■ **Work to be completed**
All of the data below must be repeated exactly.

■ **Exercise data**

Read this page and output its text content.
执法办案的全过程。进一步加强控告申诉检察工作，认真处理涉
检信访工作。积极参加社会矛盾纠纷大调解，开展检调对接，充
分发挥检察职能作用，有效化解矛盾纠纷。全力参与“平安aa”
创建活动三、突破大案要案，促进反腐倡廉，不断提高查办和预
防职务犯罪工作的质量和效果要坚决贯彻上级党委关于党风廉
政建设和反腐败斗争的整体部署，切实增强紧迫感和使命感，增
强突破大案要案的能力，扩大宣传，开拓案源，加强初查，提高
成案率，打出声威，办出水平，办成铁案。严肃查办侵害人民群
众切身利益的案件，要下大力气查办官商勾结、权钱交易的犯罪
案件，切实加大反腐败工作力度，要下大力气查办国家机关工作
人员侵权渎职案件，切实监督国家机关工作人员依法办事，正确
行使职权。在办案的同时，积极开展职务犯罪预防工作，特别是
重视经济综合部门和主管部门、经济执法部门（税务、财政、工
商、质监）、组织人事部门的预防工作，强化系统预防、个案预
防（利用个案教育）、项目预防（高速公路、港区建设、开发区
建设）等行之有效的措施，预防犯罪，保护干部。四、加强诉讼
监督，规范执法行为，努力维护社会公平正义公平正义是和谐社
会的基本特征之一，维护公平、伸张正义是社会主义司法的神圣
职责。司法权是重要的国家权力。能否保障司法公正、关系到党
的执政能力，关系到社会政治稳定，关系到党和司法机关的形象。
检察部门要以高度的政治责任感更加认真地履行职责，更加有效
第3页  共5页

■ **Finished task**
Read this page and output its text content.
执法办案的全过程。进一步加强控告申诉检察工作，认真处理涉
检信访工作。积极参加社会矛盾纠纷大调解，开展检调对接，充
分发挥检察职能作用，有效化解矛盾纠纷。全力参与“平安aa”
创建活动三、突破大案要案，促进反腐倡廉，不断提高查办和预
防职务犯罪工作的质量和效果要坚决贯彻上级党委关于党风廉
政建设和反腐败斗争的整体部署，切实增强紧迫感和使命感，增
强突破大案要案的能力，扩大宣传，开拓案源，加强初查，提高
成案率，打出声威，办出水平，办成铁案。严肃查办侵害人民群
众切身利益的案件，要下大力气查办官商勾结、权钱交易的犯罪
案件，切实加大反腐败工作力度，要下大力气查办国家机关工作
人员侵权渎职案件，切实监督国家机关工作人员依法办事，正确
行使职权。在办案的同时，积极开展职务犯罪预防工作，特别是
重视经济综合部门和主管部门、经济执法部门（税务、财政、工
商、质监）、组织人事部门的预防工作，强化系统预防、个案预
防（利用个案教育）、项目预防（高速公路、港区建设、开发区
建设）等行之有效的措施，预防犯罪，保护干部。四、加强诉讼
监督，规范执法行为，努力维护社会公平正义公平正义是和谐社
会的基本特征之一，维护公平、伸张正义是社会主义司法的神圣
职责。司法权是重要的国家权力。能否保障司法公正、关系到党
的执政能力，关系到社会政治稳定，关系到党和司法机关的形象。
检察部门要以高度的政治责任感更加认真地履行职责，更加有效
第3页  共5页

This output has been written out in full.